=== Layout annotation records ===
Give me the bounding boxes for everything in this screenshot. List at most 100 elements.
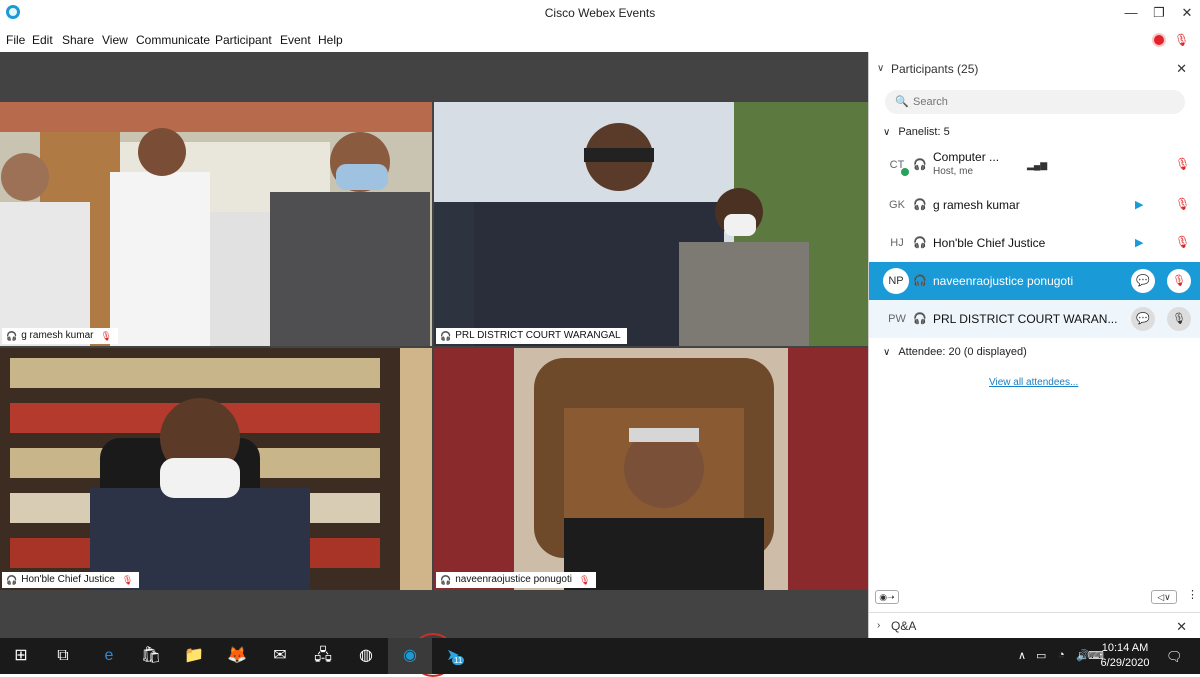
menu-bar: File Edit Share View Communicate Partici… bbox=[0, 28, 1200, 52]
participant-role: Host, me bbox=[933, 166, 974, 177]
panel-header: ∨ Participants (25) ✕ bbox=[869, 52, 1200, 84]
search-input[interactable] bbox=[913, 94, 1173, 110]
video-tile-ramesh[interactable]: 🎧 g ramesh kumar 🎙 bbox=[0, 102, 432, 346]
participant-name: PRL DISTRICT COURT WARAN... bbox=[933, 312, 1118, 326]
chevron-down-icon[interactable]: ∨ bbox=[877, 63, 884, 74]
firefox-icon[interactable]: 🦊 bbox=[226, 646, 248, 666]
clock-date: 6/29/2020 bbox=[1100, 657, 1150, 669]
mail-icon[interactable]: ✉ bbox=[269, 646, 291, 666]
headset-icon: 🎧 bbox=[913, 275, 927, 287]
battery-icon[interactable]: ▭ bbox=[1036, 649, 1046, 662]
mic-muted-icon: 🎙 bbox=[578, 575, 591, 585]
headset-icon: 🎧 bbox=[913, 313, 927, 325]
close-window-button[interactable]: ✕ bbox=[1172, 2, 1200, 24]
panelist-section[interactable]: ∨ Panelist: 5 bbox=[883, 126, 950, 138]
headset-icon: 🎧 bbox=[913, 159, 927, 171]
more-options-icon[interactable]: ⋮ bbox=[1187, 588, 1198, 601]
video-icon[interactable]: ▶ bbox=[1135, 198, 1143, 211]
headset-icon: 🎧 bbox=[440, 331, 452, 341]
wifi-icon[interactable]: ◔ bbox=[1058, 649, 1065, 661]
video-stage: 🎧 g ramesh kumar 🎙 🎧 PRL DISTRICT COURT … bbox=[0, 52, 868, 677]
file-explorer-icon[interactable]: 📁 bbox=[183, 646, 205, 666]
qa-label: Q&A bbox=[891, 619, 917, 633]
video-feed bbox=[434, 348, 868, 590]
qa-section[interactable]: › Q&A ✕ bbox=[869, 612, 1200, 638]
video-icon[interactable]: ▶ bbox=[1135, 236, 1143, 249]
close-qa-button[interactable]: ✕ bbox=[1176, 619, 1187, 635]
avatar: GK bbox=[889, 199, 905, 211]
video-feed bbox=[0, 348, 432, 590]
notification-badge: 11 bbox=[452, 656, 465, 665]
system-clock[interactable]: 10:14 AM 6/29/2020 bbox=[1098, 641, 1152, 671]
headset-icon: 🎧 bbox=[913, 237, 927, 249]
mic-muted-icon: 🎙 bbox=[121, 575, 134, 585]
edge-icon[interactable]: e bbox=[98, 646, 120, 666]
chevron-up-icon[interactable]: ∧ bbox=[1018, 649, 1026, 662]
chevron-right-icon: › bbox=[877, 620, 881, 631]
status-selector[interactable]: ◉➝ bbox=[875, 590, 899, 604]
menu-communicate[interactable]: Communicate bbox=[136, 33, 210, 47]
menu-file[interactable]: File bbox=[6, 33, 25, 47]
mic-icon: 🎙 bbox=[1172, 313, 1186, 325]
status-dot-icon bbox=[901, 168, 909, 176]
raise-hand-dropdown[interactable]: ◁∨ bbox=[1151, 590, 1177, 604]
participant-row-chief-justice[interactable]: HJ 🎧 Hon'ble Chief Justice ▶ 🎙 bbox=[869, 224, 1200, 262]
participants-panel: ∨ Participants (25) ✕ 🔍 ∨ Panelist: 5 CT … bbox=[868, 52, 1200, 638]
participant-row-computer[interactable]: CT 🎧 Computer ... Host, me ▂▄▆ 🎙 bbox=[869, 146, 1200, 184]
windows-taskbar: ⊞ ⧉ e 🛍 📁 🦊 ✉ 🖧 ◍ ◉ ➤ 11 ∧ ▭ ◔ 🔊 ⌨ 10:14… bbox=[0, 638, 1200, 674]
webex-taskbar-icon[interactable]: ◉ bbox=[399, 646, 421, 666]
task-view-icon[interactable]: ⧉ bbox=[52, 646, 74, 666]
tile-name: naveenraojustice ponugoti bbox=[455, 574, 572, 585]
audio-level-icon: ▂▄▆ bbox=[1027, 160, 1048, 170]
participant-row-naveenrao[interactable]: NP 🎧 naveenraojustice ponugoti 💬 🎙 bbox=[869, 262, 1200, 300]
headset-icon: 🎧 bbox=[913, 199, 927, 211]
video-tile-naveenrao[interactable]: 🎧 naveenraojustice ponugoti 🎙 bbox=[434, 348, 868, 590]
tile-name: Hon'ble Chief Justice bbox=[21, 574, 115, 585]
mic-muted-icon[interactable]: 🎙 bbox=[1175, 197, 1190, 211]
menu-share[interactable]: Share bbox=[62, 33, 94, 47]
participant-name: Hon'ble Chief Justice bbox=[933, 236, 1046, 250]
minimize-button[interactable]: — bbox=[1116, 2, 1146, 24]
tile-label: 🎧 naveenraojustice ponugoti 🎙 bbox=[436, 572, 597, 588]
chat-icon: 💬 bbox=[1136, 313, 1150, 325]
recording-icon[interactable] bbox=[1152, 33, 1166, 47]
menu-help[interactable]: Help bbox=[318, 33, 343, 47]
attendee-section[interactable]: ∨ Attendee: 20 (0 displayed) bbox=[883, 346, 1027, 358]
participant-row-prl-court[interactable]: PW 🎧 PRL DISTRICT COURT WARAN... 💬 🎙 bbox=[869, 300, 1200, 338]
menu-view[interactable]: View bbox=[102, 33, 128, 47]
chevron-down-icon: ∨ bbox=[883, 127, 891, 138]
menu-participant[interactable]: Participant bbox=[215, 33, 272, 47]
store-icon[interactable]: 🛍 bbox=[140, 646, 162, 666]
clock-time: 10:14 AM bbox=[1101, 642, 1149, 654]
restore-button[interactable]: ❐ bbox=[1144, 2, 1174, 24]
menu-event[interactable]: Event bbox=[280, 33, 311, 47]
mute-participant-button[interactable]: 🎙 bbox=[1167, 307, 1191, 331]
tile-name: PRL DISTRICT COURT WARANGAL bbox=[455, 330, 621, 341]
video-tile-chief-justice[interactable]: 🎧 Hon'ble Chief Justice 🎙 bbox=[0, 348, 432, 590]
chrome-icon[interactable]: ◍ bbox=[355, 646, 377, 666]
search-box[interactable]: 🔍 bbox=[885, 90, 1185, 114]
menu-edit[interactable]: Edit bbox=[32, 33, 53, 47]
mic-muted-icon[interactable]: 🎙 bbox=[1174, 33, 1189, 47]
mute-participant-button[interactable]: 🎙 bbox=[1167, 269, 1191, 293]
chat-icon: 💬 bbox=[1136, 275, 1150, 287]
participant-name: naveenraojustice ponugoti bbox=[933, 274, 1074, 288]
network-app-icon[interactable]: 🖧 bbox=[312, 646, 334, 666]
mic-muted-icon[interactable]: 🎙 bbox=[1175, 235, 1190, 249]
video-tile-prl-court[interactable]: 🎧 PRL DISTRICT COURT WARANGAL bbox=[434, 102, 868, 346]
chat-button[interactable]: 💬 bbox=[1131, 307, 1155, 331]
notifications-icon[interactable]: 🗨 bbox=[1166, 649, 1183, 665]
view-all-attendees-link[interactable]: View all attendees... bbox=[989, 377, 1078, 388]
attendee-header: Attendee: 20 (0 displayed) bbox=[898, 346, 1027, 358]
headset-icon: 🎧 bbox=[6, 575, 18, 585]
chat-button[interactable]: 💬 bbox=[1131, 269, 1155, 293]
close-panel-button[interactable]: ✕ bbox=[1176, 61, 1187, 77]
windows-start-icon[interactable]: ⊞ bbox=[10, 646, 32, 666]
tile-label: 🎧 Hon'ble Chief Justice 🎙 bbox=[2, 572, 140, 588]
mic-muted-icon[interactable]: 🎙 bbox=[1175, 157, 1190, 171]
participant-name: g ramesh kumar bbox=[933, 198, 1020, 212]
mic-muted-icon: 🎙 bbox=[1172, 275, 1186, 287]
window-title: Cisco Webex Events bbox=[544, 6, 656, 20]
participant-row-ramesh[interactable]: GK 🎧 g ramesh kumar ▶ 🎙 bbox=[869, 186, 1200, 224]
avatar: HJ bbox=[890, 237, 904, 249]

=== SHORT TASK ===
Please pull out every line of the records above that contains the string "label". Case counts, so match capitalization.

=== SOLUTION FOR THIS EXERCISE ===
qa-label: Q&A bbox=[891, 619, 917, 633]
tile-label: 🎧 naveenraojustice ponugoti 🎙 bbox=[436, 572, 597, 588]
tile-label: 🎧 Hon'ble Chief Justice 🎙 bbox=[2, 572, 140, 588]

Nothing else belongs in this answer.